*Instructions to follow*. Copy every line from the records below that holds the word "document".

*Material for the task*.
──────

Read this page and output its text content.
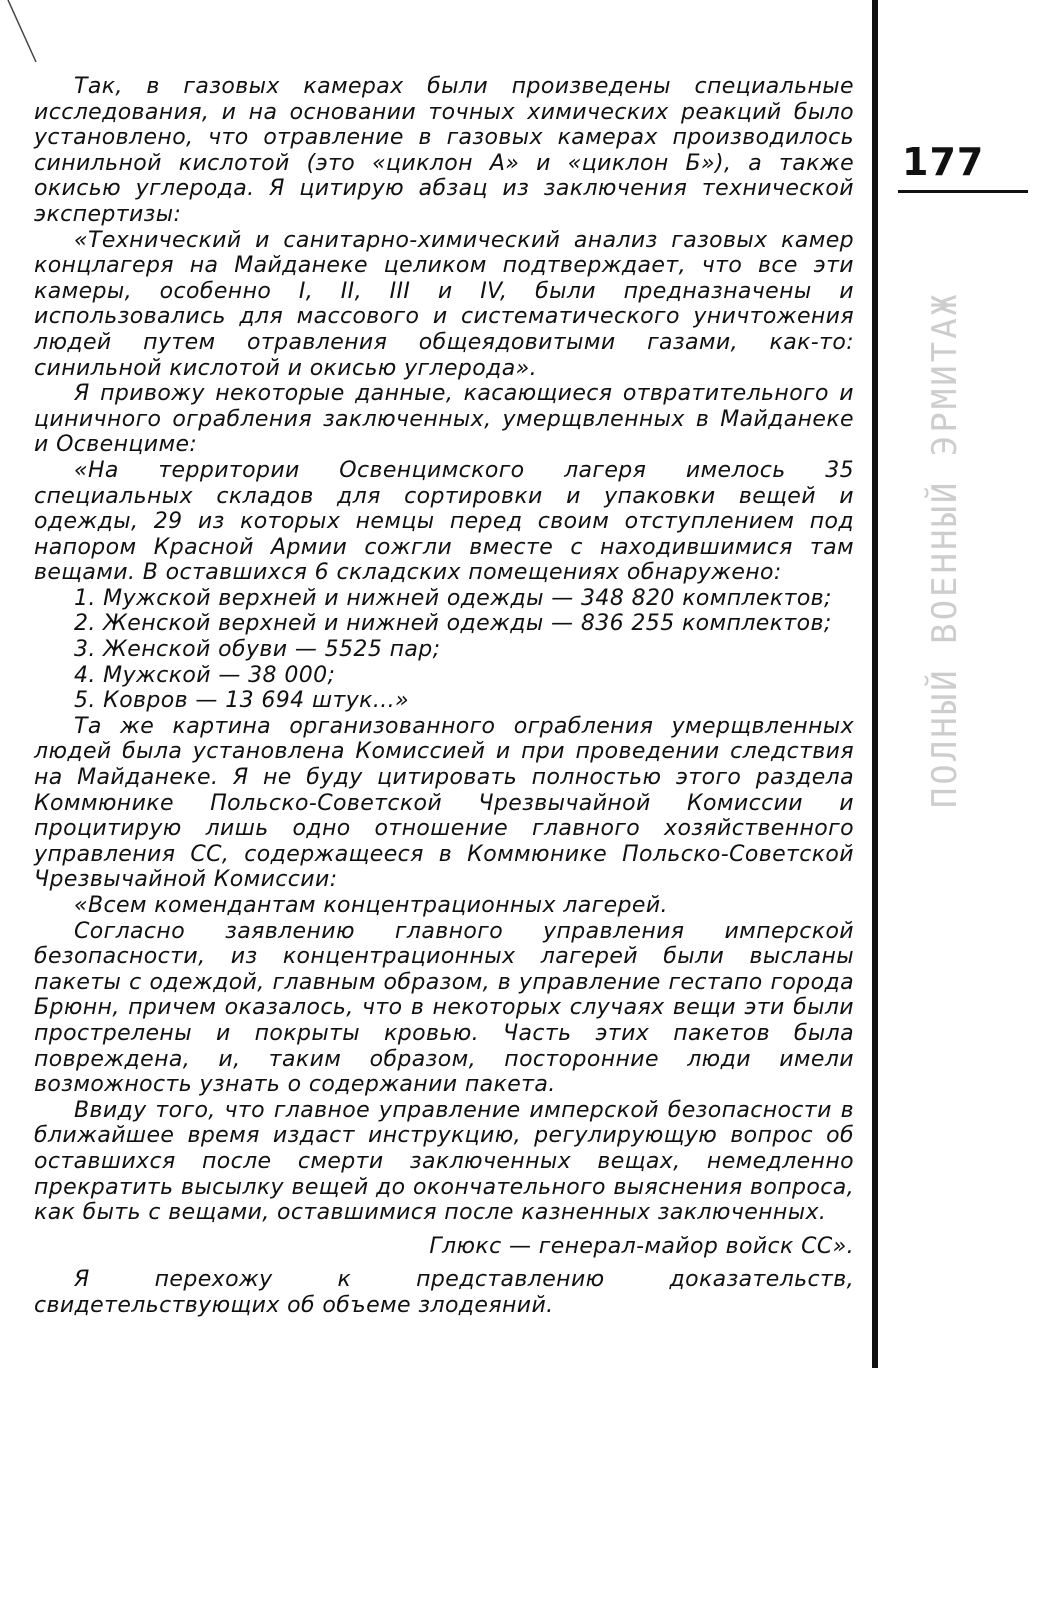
177
ПОЛНЫЙ ВОЕННЫЙ ЭРМИТАЖ

Так, в газовых камерах были произведены специальные исследования, и на основании точных химических реакций было установлено, что отравление в газовых камерах производилось синильной кислотой (это «циклон А» и «циклон Б»), а также окисью углерода. Я цитирую абзац из заключения технической экспертизы:

«Технический и санитарно-химический анализ газовых камер концлагеря на Майданеке целиком подтверждает, что все эти камеры, особенно I, II, III и IV, были предназначены и использовались для массового и систематического уничтожения людей путем отравления общеядовитыми газами, как-то: синильной кислотой и окисью углерода».

Я привожу некоторые данные, касающиеся отвратительного и циничного ограбления заключенных, умерщвленных в Майданеке и Освенциме:

«На территории Освенцимского лагеря имелось 35 специальных складов для сортировки и упаковки вещей и одежды, 29 из которых немцы перед своим отступлением под напором Красной Армии сожгли вместе с находившимися там вещами. В оставшихся 6 складских помещениях обнаружено:

1. Мужской верхней и нижней одежды — 348 820 комплектов;

2. Женской верхней и нижней одежды — 836 255 комплектов;

3. Женской обуви — 5525 пар;

4. Мужской — 38 000;

5. Ковров — 13 694 штук...»

Та же картина организованного ограбления умерщвленных людей была установлена Комиссией и при проведении следствия на Майданеке. Я не буду цитировать полностью этого раздела Коммюнике Польско-Советской Чрезвычайной Комиссии и процитирую лишь одно отношение главного хозяйственного управления СС, содержащееся в Коммюнике Польско-Советской Чрезвычайной Комиссии:

«Всем комендантам концентрационных лагерей.

Согласно заявлению главного управления имперской безопасности, из концентрационных лагерей были высланы пакеты с одеждой, главным образом, в управление гестапо города Брюнн, причем оказалось, что в некоторых случаях вещи эти были прострелены и покрыты кровью. Часть этих пакетов была повреждена, и, таким образом, посторонние люди имели возможность узнать о содержании пакета.

Ввиду того, что главное управление имперской безопасности в ближайшее время издаст инструкцию, регулирующую вопрос об оставшихся после смерти заключенных вещах, немедленно прекратить высылку вещей до окончательного выяснения вопроса, как быть с вещами, оставшимися после казненных заключенных.

Глюкс — генерал-майор войск СС».

Я перехожу к представлению доказательств, свидетельствующих об объеме злодеяний.
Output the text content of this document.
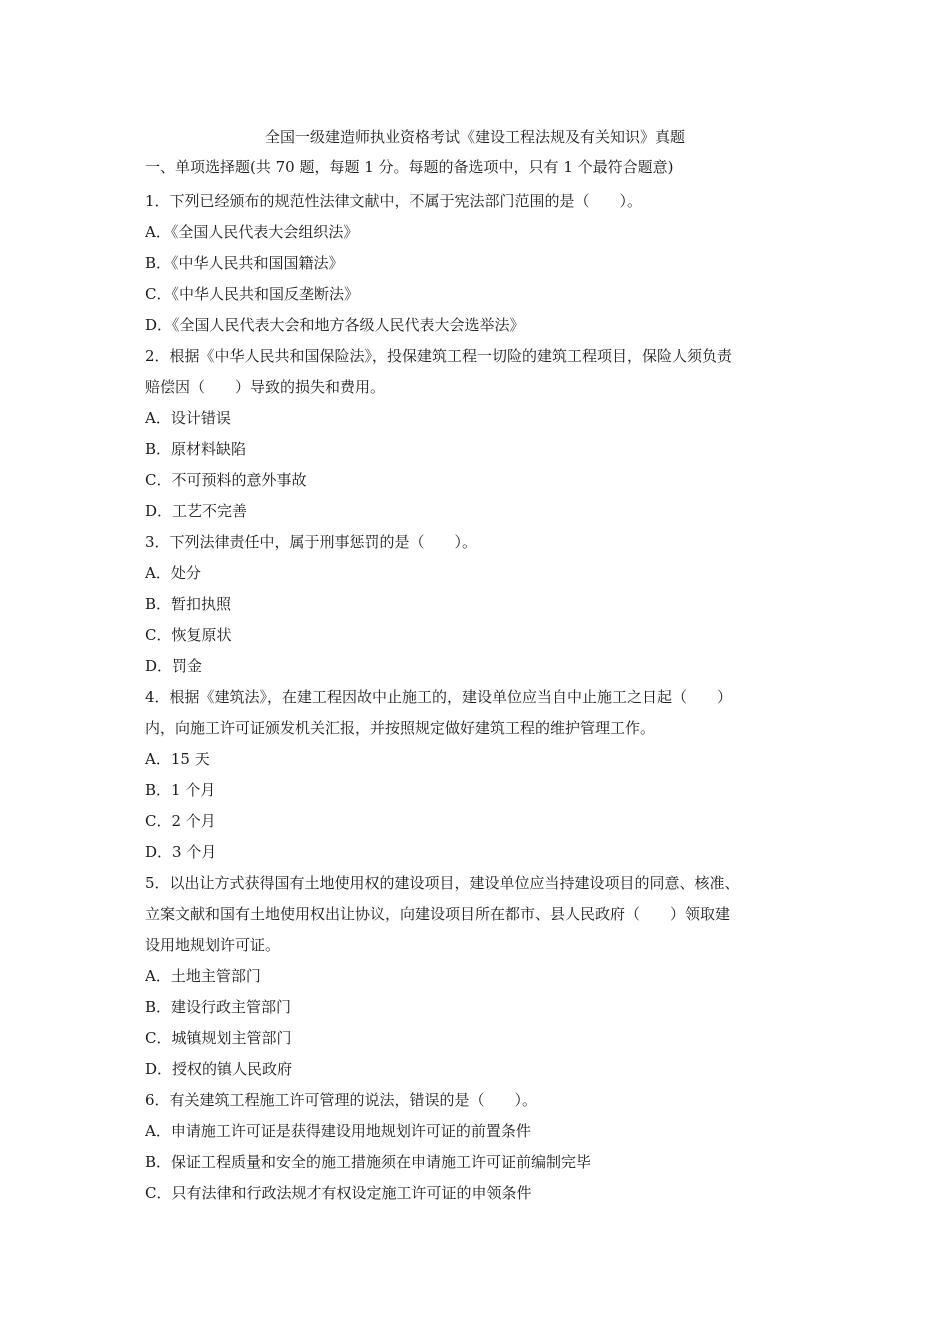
全国一级建造师执业资格考试《建设工程法规及有关知识》真题
一、单项选择题(共 70 题，每题 1 分。每题的备选项中，只有 1 个最符合题意)
1．下列已经颁布的规范性法律文献中，不属于宪法部门范围的是（　　）。
A．《全国人民代表大会组织法》
B．《中华人民共和国国籍法》
C．《中华人民共和国反垄断法》
D．《全国人民代表大会和地方各级人民代表大会选举法》
2．根据《中华人民共和国保险法》，投保建筑工程一切险的建筑工程项目，保险人须负责
赔偿因（　　）导致的损失和费用。
A．设计错误
B．原材料缺陷
C．不可预料的意外事故
D．工艺不完善
3．下列法律责任中，属于刑事惩罚的是（　　）。
A．处分
B．暂扣执照
C．恢复原状
D．罚金
4．根据《建筑法》，在建工程因故中止施工的，建设单位应当自中止施工之日起（　　）
内，向施工许可证颁发机关汇报，并按照规定做好建筑工程的维护管理工作。
A．15 天
B．1 个月
C．2 个月
D．3 个月
5．以出让方式获得国有土地使用权的建设项目，建设单位应当持建设项目的同意、核准、
立案文献和国有土地使用权出让协议，向建设项目所在都市、县人民政府（　　）领取建
设用地规划许可证。
A．土地主管部门
B．建设行政主管部门
C．城镇规划主管部门
D．授权的镇人民政府
6．有关建筑工程施工许可管理的说法，错误的是（　　）。
A．申请施工许可证是获得建设用地规划许可证的前置条件
B．保证工程质量和安全的施工措施须在申请施工许可证前编制完毕
C．只有法律和行政法规才有权设定施工许可证的申领条件
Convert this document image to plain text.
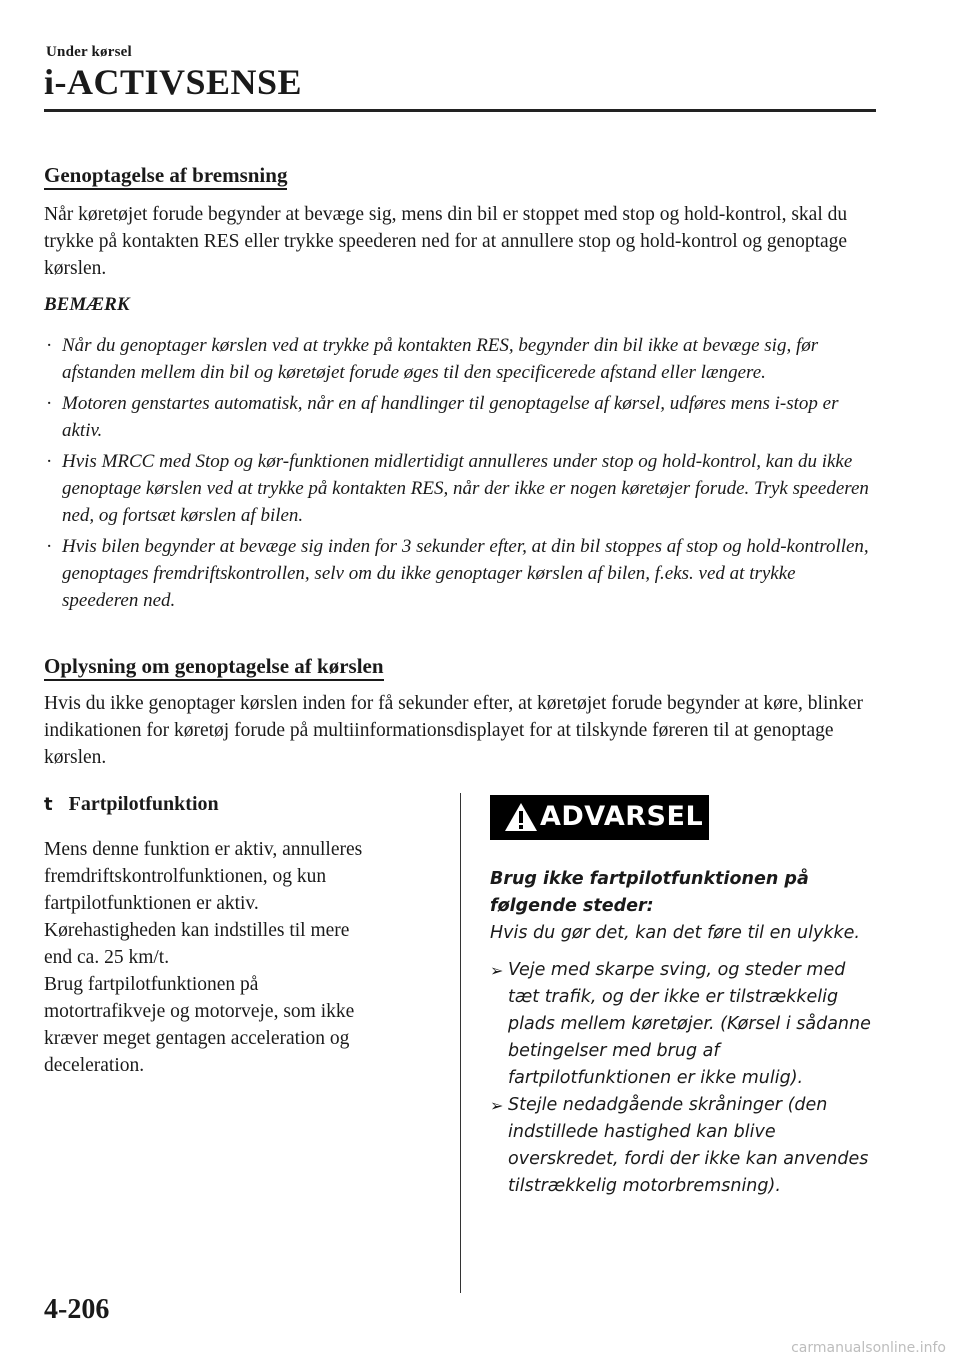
Under kørsel
i-ACTIVSENSE
Genoptagelse af bremsning
Når køretøjet forude begynder at bevæge sig, mens din bil er stoppet med stop og hold-kontrol, skal du trykke på kontakten RES eller trykke speederen ned for at annullere stop og hold-kontrol og genoptage kørslen.
BEMÆRK
· Når du genoptager kørslen ved at trykke på kontakten RES, begynder din bil ikke at bevæge sig, før afstanden mellem din bil og køretøjet forude øges til den specificerede afstand eller længere.
· Motoren genstartes automatisk, når en af handlinger til genoptagelse af kørsel, udføres mens i-stop er aktiv.
· Hvis MRCC med Stop og kør-funktionen midlertidigt annulleres under stop og hold-kontrol, kan du ikke genoptage kørslen ved at trykke på kontakten RES, når der ikke er nogen køretøjer forude. Tryk speederen ned, og fortsæt kørslen af bilen.
· Hvis bilen begynder at bevæge sig inden for 3 sekunder efter, at din bil stoppes af stop og hold-kontrollen, genoptages fremdriftskontrollen, selv om du ikke genoptager kørslen af bilen, f.eks. ved at trykke speederen ned.
Oplysning om genoptagelse af kørslen
Hvis du ikke genoptager kørslen inden for få sekunder efter, at køretøjet forude begynder at køre, blinker indikationen for køretøj forude på multiinformationsdisplayet for at tilskynde føreren til at genoptage kørslen.
t Fartpilotfunktion
Mens denne funktion er aktiv, annulleres
fremdriftskontrolfunktionen, og kun
fartpilotfunktionen er aktiv.
Kørehastigheden kan indstilles til mere
end ca. 25 km/t.
Brug fartpilotfunktionen på
motortrafikveje og motorveje, som ikke
kræver meget gentagen acceleration og
deceleration.
ADVARSEL
Brug ikke fartpilotfunktionen på følgende steder:
Hvis du gør det, kan det føre til en ulykke.
➢ Veje med skarpe sving, og steder med tæt trafik, og der ikke er tilstrækkelig plads mellem køretøjer. (Kørsel i sådanne betingelser med brug af fartpilotfunktionen er ikke mulig).
➢ Stejle nedadgående skråninger (den indstillede hastighed kan blive overskredet, fordi der ikke kan anvendes tilstrækkelig motorbremsning).
4-206
carmanualsonline.info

──────

*Full solution*.
Output the text content of this document.
Convert this document image to plain text.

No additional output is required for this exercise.